[start]

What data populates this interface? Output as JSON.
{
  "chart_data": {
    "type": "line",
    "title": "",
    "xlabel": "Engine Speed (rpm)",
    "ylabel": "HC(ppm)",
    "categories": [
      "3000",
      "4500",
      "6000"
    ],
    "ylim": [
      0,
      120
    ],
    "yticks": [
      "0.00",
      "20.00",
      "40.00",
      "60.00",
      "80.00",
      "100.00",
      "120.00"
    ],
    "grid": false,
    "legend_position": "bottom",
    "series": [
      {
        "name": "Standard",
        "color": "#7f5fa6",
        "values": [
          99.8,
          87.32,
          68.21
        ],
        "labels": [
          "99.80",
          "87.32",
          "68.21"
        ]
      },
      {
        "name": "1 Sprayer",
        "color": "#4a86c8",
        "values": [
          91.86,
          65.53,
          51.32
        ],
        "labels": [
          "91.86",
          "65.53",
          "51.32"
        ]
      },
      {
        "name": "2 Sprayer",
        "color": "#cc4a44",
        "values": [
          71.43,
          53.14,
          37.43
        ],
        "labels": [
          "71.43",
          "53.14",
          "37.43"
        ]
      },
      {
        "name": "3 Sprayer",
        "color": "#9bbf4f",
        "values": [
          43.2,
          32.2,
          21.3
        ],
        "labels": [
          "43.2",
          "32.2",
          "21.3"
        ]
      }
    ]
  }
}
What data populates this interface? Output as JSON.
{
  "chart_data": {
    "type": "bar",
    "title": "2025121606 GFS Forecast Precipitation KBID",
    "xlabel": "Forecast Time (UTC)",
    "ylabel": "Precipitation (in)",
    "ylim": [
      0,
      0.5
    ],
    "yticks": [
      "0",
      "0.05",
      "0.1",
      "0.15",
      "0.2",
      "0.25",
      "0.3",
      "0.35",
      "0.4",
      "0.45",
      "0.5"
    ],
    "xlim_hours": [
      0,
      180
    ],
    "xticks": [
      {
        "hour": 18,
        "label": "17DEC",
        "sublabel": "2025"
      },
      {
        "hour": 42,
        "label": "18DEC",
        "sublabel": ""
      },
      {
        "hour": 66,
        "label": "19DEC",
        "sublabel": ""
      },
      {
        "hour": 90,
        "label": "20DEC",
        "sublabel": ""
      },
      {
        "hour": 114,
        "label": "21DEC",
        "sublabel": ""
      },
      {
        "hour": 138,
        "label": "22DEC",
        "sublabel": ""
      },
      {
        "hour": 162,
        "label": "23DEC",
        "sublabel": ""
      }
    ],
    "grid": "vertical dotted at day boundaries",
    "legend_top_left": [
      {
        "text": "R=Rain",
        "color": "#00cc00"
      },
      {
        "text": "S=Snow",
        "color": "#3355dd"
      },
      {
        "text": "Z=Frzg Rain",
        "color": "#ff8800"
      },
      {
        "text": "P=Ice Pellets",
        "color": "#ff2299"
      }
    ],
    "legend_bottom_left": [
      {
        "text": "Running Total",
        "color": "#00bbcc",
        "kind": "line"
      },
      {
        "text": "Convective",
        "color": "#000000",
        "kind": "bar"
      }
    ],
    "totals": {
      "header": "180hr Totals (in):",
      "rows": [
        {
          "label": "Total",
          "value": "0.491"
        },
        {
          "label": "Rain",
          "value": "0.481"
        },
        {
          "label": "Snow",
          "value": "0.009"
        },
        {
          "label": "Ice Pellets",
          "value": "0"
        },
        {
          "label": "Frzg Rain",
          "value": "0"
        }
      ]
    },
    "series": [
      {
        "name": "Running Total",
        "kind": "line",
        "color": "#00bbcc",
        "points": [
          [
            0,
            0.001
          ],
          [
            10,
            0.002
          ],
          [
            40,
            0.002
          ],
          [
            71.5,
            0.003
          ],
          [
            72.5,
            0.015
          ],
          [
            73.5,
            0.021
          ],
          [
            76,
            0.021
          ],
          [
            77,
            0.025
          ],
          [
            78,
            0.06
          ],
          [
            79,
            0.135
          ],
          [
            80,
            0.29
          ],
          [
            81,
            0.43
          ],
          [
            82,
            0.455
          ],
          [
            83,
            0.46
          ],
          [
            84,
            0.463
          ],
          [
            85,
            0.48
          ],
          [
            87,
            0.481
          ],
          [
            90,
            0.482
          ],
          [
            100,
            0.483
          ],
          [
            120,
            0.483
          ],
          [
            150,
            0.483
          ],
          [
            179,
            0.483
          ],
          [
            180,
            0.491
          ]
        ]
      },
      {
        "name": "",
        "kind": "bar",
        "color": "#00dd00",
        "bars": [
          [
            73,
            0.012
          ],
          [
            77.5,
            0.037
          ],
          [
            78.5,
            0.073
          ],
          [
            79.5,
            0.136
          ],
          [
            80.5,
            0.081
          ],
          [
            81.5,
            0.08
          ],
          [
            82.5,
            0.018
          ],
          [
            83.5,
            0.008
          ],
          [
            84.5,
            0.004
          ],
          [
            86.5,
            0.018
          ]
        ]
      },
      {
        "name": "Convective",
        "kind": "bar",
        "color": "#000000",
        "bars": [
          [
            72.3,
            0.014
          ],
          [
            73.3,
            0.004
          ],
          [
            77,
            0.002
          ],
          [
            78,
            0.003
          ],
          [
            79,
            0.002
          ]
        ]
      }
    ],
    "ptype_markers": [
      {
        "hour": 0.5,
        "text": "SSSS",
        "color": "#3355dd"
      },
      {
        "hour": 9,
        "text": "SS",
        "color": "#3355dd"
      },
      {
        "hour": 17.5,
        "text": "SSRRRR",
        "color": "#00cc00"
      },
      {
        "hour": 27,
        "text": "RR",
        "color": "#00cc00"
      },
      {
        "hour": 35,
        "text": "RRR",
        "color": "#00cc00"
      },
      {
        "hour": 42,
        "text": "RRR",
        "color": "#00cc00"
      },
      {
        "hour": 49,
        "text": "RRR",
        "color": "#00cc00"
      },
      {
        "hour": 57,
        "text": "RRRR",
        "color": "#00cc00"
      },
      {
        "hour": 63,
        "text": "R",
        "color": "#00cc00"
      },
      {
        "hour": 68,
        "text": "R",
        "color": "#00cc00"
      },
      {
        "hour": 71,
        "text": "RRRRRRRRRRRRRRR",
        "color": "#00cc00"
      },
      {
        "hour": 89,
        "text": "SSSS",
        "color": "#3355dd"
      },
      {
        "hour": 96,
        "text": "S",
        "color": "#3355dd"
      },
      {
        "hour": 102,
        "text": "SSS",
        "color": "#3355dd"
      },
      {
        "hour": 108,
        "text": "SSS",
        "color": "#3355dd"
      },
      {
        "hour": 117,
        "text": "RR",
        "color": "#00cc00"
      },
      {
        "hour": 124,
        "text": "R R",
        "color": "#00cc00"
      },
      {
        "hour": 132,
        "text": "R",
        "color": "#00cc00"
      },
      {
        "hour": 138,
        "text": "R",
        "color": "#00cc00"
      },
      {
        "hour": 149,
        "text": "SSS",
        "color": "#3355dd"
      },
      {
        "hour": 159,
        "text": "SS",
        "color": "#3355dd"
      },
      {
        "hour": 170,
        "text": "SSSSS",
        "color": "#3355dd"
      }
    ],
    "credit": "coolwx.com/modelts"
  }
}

[end]

» Exercise directions: Every line above should be retyped exactly as given.

» Reply to the task:
What data populates this interface? Output as JSON.
{
  "chart_data": {
    "type": "line",
    "title": "",
    "xlabel": "Engine Speed (rpm)",
    "ylabel": "HC(ppm)",
    "categories": [
      "3000",
      "4500",
      "6000"
    ],
    "ylim": [
      0,
      120
    ],
    "yticks": [
      "0.00",
      "20.00",
      "40.00",
      "60.00",
      "80.00",
      "100.00",
      "120.00"
    ],
    "grid": false,
    "legend_position": "bottom",
    "series": [
      {
        "name": "Standard",
        "color": "#7f5fa6",
        "values": [
          99.8,
          87.32,
          68.21
        ],
        "labels": [
          "99.80",
          "87.32",
          "68.21"
        ]
      },
      {
        "name": "1 Sprayer",
        "color": "#4a86c8",
        "values": [
          91.86,
          65.53,
          51.32
        ],
        "labels": [
          "91.86",
          "65.53",
          "51.32"
        ]
      },
      {
        "name": "2 Sprayer",
        "color": "#cc4a44",
        "values": [
          71.43,
          53.14,
          37.43
        ],
        "labels": [
          "71.43",
          "53.14",
          "37.43"
        ]
      },
      {
        "name": "3 Sprayer",
        "color": "#9bbf4f",
        "values": [
          43.2,
          32.2,
          21.3
        ],
        "labels": [
          "43.2",
          "32.2",
          "21.3"
        ]
      }
    ]
  }
}
What data populates this interface? Output as JSON.
{
  "chart_data": {
    "type": "bar",
    "title": "2025121606 GFS Forecast Precipitation KBID",
    "xlabel": "Forecast Time (UTC)",
    "ylabel": "Precipitation (in)",
    "ylim": [
      0,
      0.5
    ],
    "yticks": [
      "0",
      "0.05",
      "0.1",
      "0.15",
      "0.2",
      "0.25",
      "0.3",
      "0.35",
      "0.4",
      "0.45",
      "0.5"
    ],
    "xlim_hours": [
      0,
      180
    ],
    "xticks": [
      {
        "hour": 18,
        "label": "17DEC",
        "sublabel": "2025"
      },
      {
        "hour": 42,
        "label": "18DEC",
        "sublabel": ""
      },
      {
        "hour": 66,
        "label": "19DEC",
        "sublabel": ""
      },
      {
        "hour": 90,
        "label": "20DEC",
        "sublabel": ""
      },
      {
        "hour": 114,
        "label": "21DEC",
        "sublabel": ""
      },
      {
        "hour": 138,
        "label": "22DEC",
        "sublabel": ""
      },
      {
        "hour": 162,
        "label": "23DEC",
        "sublabel": ""
      }
    ],
    "grid": "vertical dotted at day boundaries",
    "legend_top_left": [
      {
        "text": "R=Rain",
        "color": "#00cc00"
      },
      {
        "text": "S=Snow",
        "color": "#3355dd"
      },
      {
        "text": "Z=Frzg Rain",
        "color": "#ff8800"
      },
      {
        "text": "P=Ice Pellets",
        "color": "#ff2299"
      }
    ],
    "legend_bottom_left": [
      {
        "text": "Running Total",
        "color": "#00bbcc",
        "kind": "line"
      },
      {
        "text": "Convective",
        "color": "#000000",
        "kind": "bar"
      }
    ],
    "totals": {
      "header": "180hr Totals (in):",
      "rows": [
        {
          "label": "Total",
          "value": "0.491"
        },
        {
          "label": "Rain",
          "value": "0.481"
        },
        {
          "label": "Snow",
          "value": "0.009"
        },
        {
          "label": "Ice Pellets",
          "value": "0"
        },
        {
          "label": "Frzg Rain",
          "value": "0"
        }
      ]
    },
    "series": [
      {
        "name": "Running Total",
        "kind": "line",
        "color": "#00bbcc",
        "points": [
          [
            0,
            0.001
          ],
          [
            10,
            0.002
          ],
          [
            40,
            0.002
          ],
          [
            71.5,
            0.003
          ],
          [
            72.5,
            0.015
          ],
          [
            73.5,
            0.021
          ],
          [
            76,
            0.021
          ],
          [
            77,
            0.025
          ],
          [
            78,
            0.06
          ],
          [
            79,
            0.135
          ],
          [
            80,
            0.29
          ],
          [
            81,
            0.43
          ],
          [
            82,
            0.455
          ],
          [
            83,
            0.46
          ],
          [
            84,
            0.463
          ],
          [
            85,
            0.48
          ],
          [
            87,
            0.481
          ],
          [
            90,
            0.482
          ],
          [
            100,
            0.483
          ],
          [
            120,
            0.483
          ],
          [
            150,
            0.483
          ],
          [
            179,
            0.483
          ],
          [
            180,
            0.491
          ]
        ]
      },
      {
        "name": "",
        "kind": "bar",
        "color": "#00dd00",
        "bars": [
          [
            73,
            0.012
          ],
          [
            77.5,
            0.037
          ],
          [
            78.5,
            0.073
          ],
          [
            79.5,
            0.136
          ],
          [
            80.5,
            0.081
          ],
          [
            81.5,
            0.08
          ],
          [
            82.5,
            0.018
          ],
          [
            83.5,
            0.008
          ],
          [
            84.5,
            0.004
          ],
          [
            86.5,
            0.018
          ]
        ]
      },
      {
        "name": "Convective",
        "kind": "bar",
        "color": "#000000",
        "bars": [
          [
            72.3,
            0.014
          ],
          [
            73.3,
            0.004
          ],
          [
            77,
            0.002
          ],
          [
            78,
            0.003
          ],
          [
            79,
            0.002
          ]
        ]
      }
    ],
    "ptype_markers": [
      {
        "hour": 0.5,
        "text": "SSSS",
        "color": "#3355dd"
      },
      {
        "hour": 9,
        "text": "SS",
        "color": "#3355dd"
      },
      {
        "hour": 17.5,
        "text": "SSRRRR",
        "color": "#00cc00"
      },
      {
        "hour": 27,
        "text": "RR",
        "color": "#00cc00"
      },
      {
        "hour": 35,
        "text": "RRR",
        "color": "#00cc00"
      },
      {
        "hour": 42,
        "text": "RRR",
        "color": "#00cc00"
      },
      {
        "hour": 49,
        "text": "RRR",
        "color": "#00cc00"
      },
      {
        "hour": 57,
        "text": "RRRR",
        "color": "#00cc00"
      },
      {
        "hour": 63,
        "text": "R",
        "color": "#00cc00"
      },
      {
        "hour": 68,
        "text": "R",
        "color": "#00cc00"
      },
      {
        "hour": 71,
        "text": "RRRRRRRRRRRRRRR",
        "color": "#00cc00"
      },
      {
        "hour": 89,
        "text": "SSSS",
        "color": "#3355dd"
      },
      {
        "hour": 96,
        "text": "S",
        "color": "#3355dd"
      },
      {
        "hour": 102,
        "text": "SSS",
        "color": "#3355dd"
      },
      {
        "hour": 108,
        "text": "SSS",
        "color": "#3355dd"
      },
      {
        "hour": 117,
        "text": "RR",
        "color": "#00cc00"
      },
      {
        "hour": 124,
        "text": "R R",
        "color": "#00cc00"
      },
      {
        "hour": 132,
        "text": "R",
        "color": "#00cc00"
      },
      {
        "hour": 138,
        "text": "R",
        "color": "#00cc00"
      },
      {
        "hour": 149,
        "text": "SSS",
        "color": "#3355dd"
      },
      {
        "hour": 159,
        "text": "SS",
        "color": "#3355dd"
      },
      {
        "hour": 170,
        "text": "SSSSS",
        "color": "#3355dd"
      }
    ],
    "credit": "coolwx.com/modelts"
  }
}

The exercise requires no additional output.